_Your objective_. Write every entry out again exactly, please, and skip the pictures.

Rows from a figure dataset
>> START

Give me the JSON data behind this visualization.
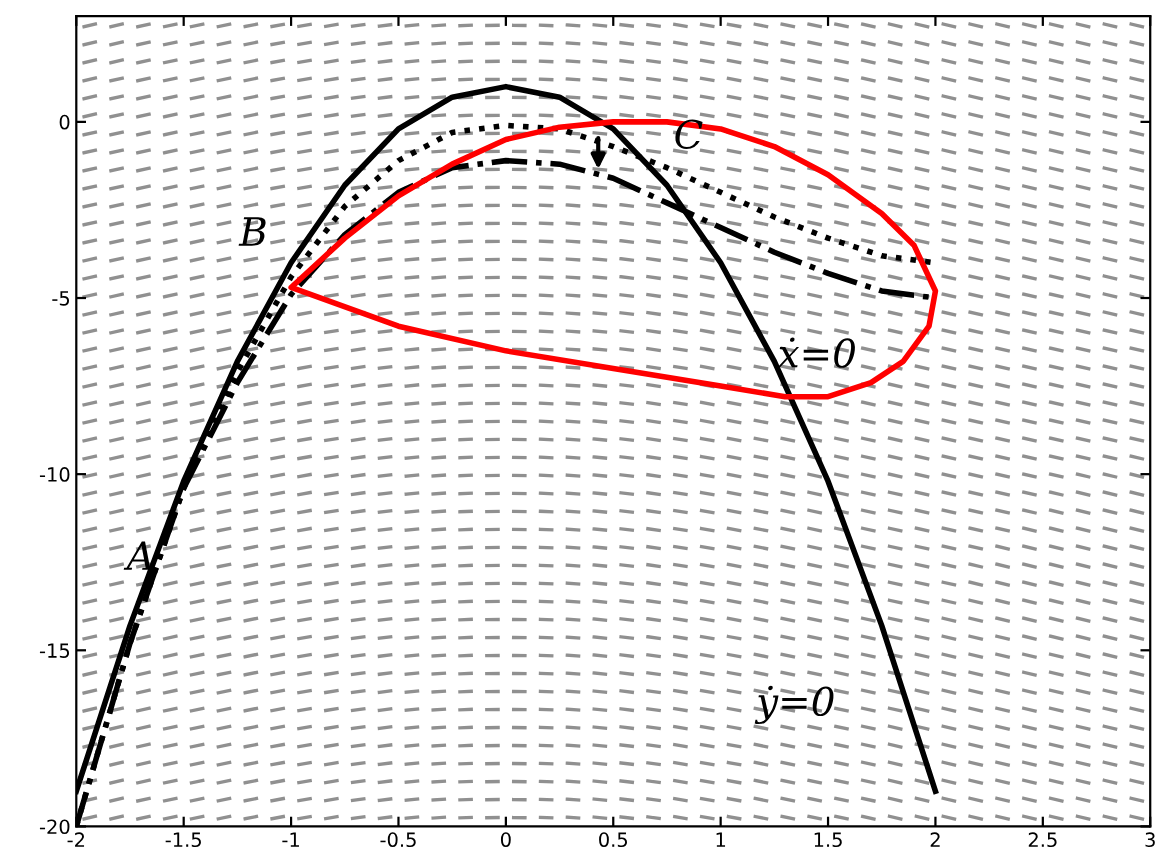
{
  "chart_data": {
    "type": "line",
    "xlim": [
      -2,
      3
    ],
    "ylim": [
      -20,
      3
    ],
    "xticks": [
      -2,
      -1.5,
      -1,
      -0.5,
      0,
      0.5,
      1,
      1.5,
      2,
      2.5,
      3
    ],
    "yticks": [
      -20,
      -15,
      -10,
      -5,
      0
    ],
    "grid": false,
    "legend": false,
    "marker": "none",
    "series": [
      {
        "color": "#000000",
        "line_style": "solid",
        "x": [
          -2,
          -1.75,
          -1.5,
          -1.25,
          -1,
          -0.75,
          -0.5,
          -0.25,
          0,
          0.25,
          0.5,
          0.75,
          1,
          1.25,
          1.5,
          1.75,
          2
        ],
        "values": [
          -19,
          -14.3,
          -10.2,
          -6.8,
          -4,
          -1.8,
          -0.2,
          0.7,
          1,
          0.7,
          -0.2,
          -1.8,
          -4,
          -6.8,
          -10.2,
          -14.3,
          -19
        ]
      },
      {
        "color": "#000000",
        "line_style": "dotted",
        "x": [
          -2,
          -1.75,
          -1.5,
          -1.25,
          -1,
          -0.75,
          -0.5,
          -0.25,
          0,
          0.25,
          0.5,
          0.75,
          1,
          1.25,
          1.5,
          1.75,
          2
        ],
        "values": [
          -20,
          -14.8,
          -10.4,
          -7.1,
          -4.4,
          -2.4,
          -1.1,
          -0.3,
          -0.1,
          -0.2,
          -0.7,
          -1.3,
          -2,
          -2.7,
          -3.3,
          -3.8,
          -4
        ]
      },
      {
        "color": "#000000",
        "line_style": "dashdot",
        "x": [
          -2,
          -1.75,
          -1.5,
          -1.25,
          -1,
          -0.75,
          -0.5,
          -0.25,
          0,
          0.25,
          0.5,
          0.75,
          1,
          1.25,
          1.5,
          1.75,
          2
        ],
        "values": [
          -20,
          -14.8,
          -10.4,
          -7.4,
          -4.9,
          -3.2,
          -2,
          -1.3,
          -1.1,
          -1.2,
          -1.6,
          -2.3,
          -3,
          -3.7,
          -4.3,
          -4.8,
          -5
        ]
      }
    ],
    "annotations": [
      "A",
      "B",
      "C",
      "ẋ=0",
      "ẏ=0"
    ]
  }
}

>> END

_Reply to the exercise_.
Give me the JSON data behind this visualization.
{
  "chart_data": {
    "type": "line",
    "xlim": [
      -2,
      3
    ],
    "ylim": [
      -20,
      3
    ],
    "xticks": [
      -2,
      -1.5,
      -1,
      -0.5,
      0,
      0.5,
      1,
      1.5,
      2,
      2.5,
      3
    ],
    "yticks": [
      -20,
      -15,
      -10,
      -5,
      0
    ],
    "grid": false,
    "legend": false,
    "marker": "none",
    "series": [
      {
        "color": "#000000",
        "line_style": "solid",
        "x": [
          -2,
          -1.75,
          -1.5,
          -1.25,
          -1,
          -0.75,
          -0.5,
          -0.25,
          0,
          0.25,
          0.5,
          0.75,
          1,
          1.25,
          1.5,
          1.75,
          2
        ],
        "values": [
          -19,
          -14.3,
          -10.2,
          -6.8,
          -4,
          -1.8,
          -0.2,
          0.7,
          1,
          0.7,
          -0.2,
          -1.8,
          -4,
          -6.8,
          -10.2,
          -14.3,
          -19
        ]
      },
      {
        "color": "#000000",
        "line_style": "dotted",
        "x": [
          -2,
          -1.75,
          -1.5,
          -1.25,
          -1,
          -0.75,
          -0.5,
          -0.25,
          0,
          0.25,
          0.5,
          0.75,
          1,
          1.25,
          1.5,
          1.75,
          2
        ],
        "values": [
          -20,
          -14.8,
          -10.4,
          -7.1,
          -4.4,
          -2.4,
          -1.1,
          -0.3,
          -0.1,
          -0.2,
          -0.7,
          -1.3,
          -2,
          -2.7,
          -3.3,
          -3.8,
          -4
        ]
      },
      {
        "color": "#000000",
        "line_style": "dashdot",
        "x": [
          -2,
          -1.75,
          -1.5,
          -1.25,
          -1,
          -0.75,
          -0.5,
          -0.25,
          0,
          0.25,
          0.5,
          0.75,
          1,
          1.25,
          1.5,
          1.75,
          2
        ],
        "values": [
          -20,
          -14.8,
          -10.4,
          -7.4,
          -4.9,
          -3.2,
          -2,
          -1.3,
          -1.1,
          -1.2,
          -1.6,
          -2.3,
          -3,
          -3.7,
          -4.3,
          -4.8,
          -5
        ]
      }
    ],
    "annotations": [
      "A",
      "B",
      "C",
      "ẋ=0",
      "ẏ=0"
    ]
  }
}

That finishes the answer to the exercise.